◆ Your goal: Write out the data below in full. Keep it exact.

Extracted records:
***

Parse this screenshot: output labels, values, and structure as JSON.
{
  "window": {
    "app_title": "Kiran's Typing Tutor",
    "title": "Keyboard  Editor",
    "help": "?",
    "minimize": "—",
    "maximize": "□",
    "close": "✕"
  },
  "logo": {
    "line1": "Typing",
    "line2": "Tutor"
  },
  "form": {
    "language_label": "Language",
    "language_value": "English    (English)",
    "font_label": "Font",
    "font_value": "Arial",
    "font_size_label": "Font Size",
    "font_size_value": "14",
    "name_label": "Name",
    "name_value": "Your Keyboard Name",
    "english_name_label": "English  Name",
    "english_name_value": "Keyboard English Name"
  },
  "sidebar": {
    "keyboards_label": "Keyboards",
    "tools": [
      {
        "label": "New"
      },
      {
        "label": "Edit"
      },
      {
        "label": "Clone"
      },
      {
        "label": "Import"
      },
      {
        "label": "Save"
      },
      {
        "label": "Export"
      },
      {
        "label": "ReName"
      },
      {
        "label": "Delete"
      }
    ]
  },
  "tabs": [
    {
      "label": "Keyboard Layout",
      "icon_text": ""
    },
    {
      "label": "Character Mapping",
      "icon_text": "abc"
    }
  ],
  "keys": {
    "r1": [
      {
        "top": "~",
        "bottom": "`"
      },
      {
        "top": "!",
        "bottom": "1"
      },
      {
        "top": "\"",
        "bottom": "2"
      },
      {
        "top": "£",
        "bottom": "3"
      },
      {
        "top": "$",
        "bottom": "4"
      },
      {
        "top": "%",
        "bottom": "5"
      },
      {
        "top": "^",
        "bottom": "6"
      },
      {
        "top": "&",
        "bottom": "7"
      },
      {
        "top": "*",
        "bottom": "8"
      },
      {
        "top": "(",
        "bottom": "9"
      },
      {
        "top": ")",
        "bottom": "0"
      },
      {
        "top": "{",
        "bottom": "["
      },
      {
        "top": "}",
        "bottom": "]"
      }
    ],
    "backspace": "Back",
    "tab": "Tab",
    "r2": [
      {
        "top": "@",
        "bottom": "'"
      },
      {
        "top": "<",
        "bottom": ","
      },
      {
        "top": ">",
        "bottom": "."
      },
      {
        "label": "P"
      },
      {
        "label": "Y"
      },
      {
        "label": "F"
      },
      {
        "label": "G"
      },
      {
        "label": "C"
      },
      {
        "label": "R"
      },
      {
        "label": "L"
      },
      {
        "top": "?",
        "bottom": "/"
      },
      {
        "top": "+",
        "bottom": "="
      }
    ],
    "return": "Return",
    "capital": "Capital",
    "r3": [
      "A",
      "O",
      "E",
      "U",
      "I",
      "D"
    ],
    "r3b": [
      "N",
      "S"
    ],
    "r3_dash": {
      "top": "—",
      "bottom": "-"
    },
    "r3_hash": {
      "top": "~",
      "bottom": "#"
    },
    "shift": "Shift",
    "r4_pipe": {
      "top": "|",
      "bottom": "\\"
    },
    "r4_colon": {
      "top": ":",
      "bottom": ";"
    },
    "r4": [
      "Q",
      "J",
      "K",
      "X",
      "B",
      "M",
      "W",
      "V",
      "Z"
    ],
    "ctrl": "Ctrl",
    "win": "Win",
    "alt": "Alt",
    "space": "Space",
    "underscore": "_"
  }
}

***

◆ Written answer:
Parse this screenshot: output labels, values, and structure as JSON.
{
  "window": {
    "app_title": "Kiran's Typing Tutor",
    "title": "Keyboard  Editor",
    "help": "?",
    "minimize": "—",
    "maximize": "□",
    "close": "✕"
  },
  "logo": {
    "line1": "Typing",
    "line2": "Tutor"
  },
  "form": {
    "language_label": "Language",
    "language_value": "English    (English)",
    "font_label": "Font",
    "font_value": "Arial",
    "font_size_label": "Font Size",
    "font_size_value": "14",
    "name_label": "Name",
    "name_value": "Your Keyboard Name",
    "english_name_label": "English  Name",
    "english_name_value": "Keyboard English Name"
  },
  "sidebar": {
    "keyboards_label": "Keyboards",
    "tools": [
      {
        "label": "New"
      },
      {
        "label": "Edit"
      },
      {
        "label": "Clone"
      },
      {
        "label": "Import"
      },
      {
        "label": "Save"
      },
      {
        "label": "Export"
      },
      {
        "label": "ReName"
      },
      {
        "label": "Delete"
      }
    ]
  },
  "tabs": [
    {
      "label": "Keyboard Layout",
      "icon_text": ""
    },
    {
      "label": "Character Mapping",
      "icon_text": "abc"
    }
  ],
  "keys": {
    "r1": [
      {
        "top": "~",
        "bottom": "`"
      },
      {
        "top": "!",
        "bottom": "1"
      },
      {
        "top": "\"",
        "bottom": "2"
      },
      {
        "top": "£",
        "bottom": "3"
      },
      {
        "top": "$",
        "bottom": "4"
      },
      {
        "top": "%",
        "bottom": "5"
      },
      {
        "top": "^",
        "bottom": "6"
      },
      {
        "top": "&",
        "bottom": "7"
      },
      {
        "top": "*",
        "bottom": "8"
      },
      {
        "top": "(",
        "bottom": "9"
      },
      {
        "top": ")",
        "bottom": "0"
      },
      {
        "top": "{",
        "bottom": "["
      },
      {
        "top": "}",
        "bottom": "]"
      }
    ],
    "backspace": "Back",
    "tab": "Tab",
    "r2": [
      {
        "top": "@",
        "bottom": "'"
      },
      {
        "top": "<",
        "bottom": ","
      },
      {
        "top": ">",
        "bottom": "."
      },
      {
        "label": "P"
      },
      {
        "label": "Y"
      },
      {
        "label": "F"
      },
      {
        "label": "G"
      },
      {
        "label": "C"
      },
      {
        "label": "R"
      },
      {
        "label": "L"
      },
      {
        "top": "?",
        "bottom": "/"
      },
      {
        "top": "+",
        "bottom": "="
      }
    ],
    "return": "Return",
    "capital": "Capital",
    "r3": [
      "A",
      "O",
      "E",
      "U",
      "I",
      "D"
    ],
    "r3b": [
      "N",
      "S"
    ],
    "r3_dash": {
      "top": "—",
      "bottom": "-"
    },
    "r3_hash": {
      "top": "~",
      "bottom": "#"
    },
    "shift": "Shift",
    "r4_pipe": {
      "top": "|",
      "bottom": "\\"
    },
    "r4_colon": {
      "top": ":",
      "bottom": ";"
    },
    "r4": [
      "Q",
      "J",
      "K",
      "X",
      "B",
      "M",
      "W",
      "V",
      "Z"
    ],
    "ctrl": "Ctrl",
    "win": "Win",
    "alt": "Alt",
    "space": "Space",
    "underscore": "_"
  }
}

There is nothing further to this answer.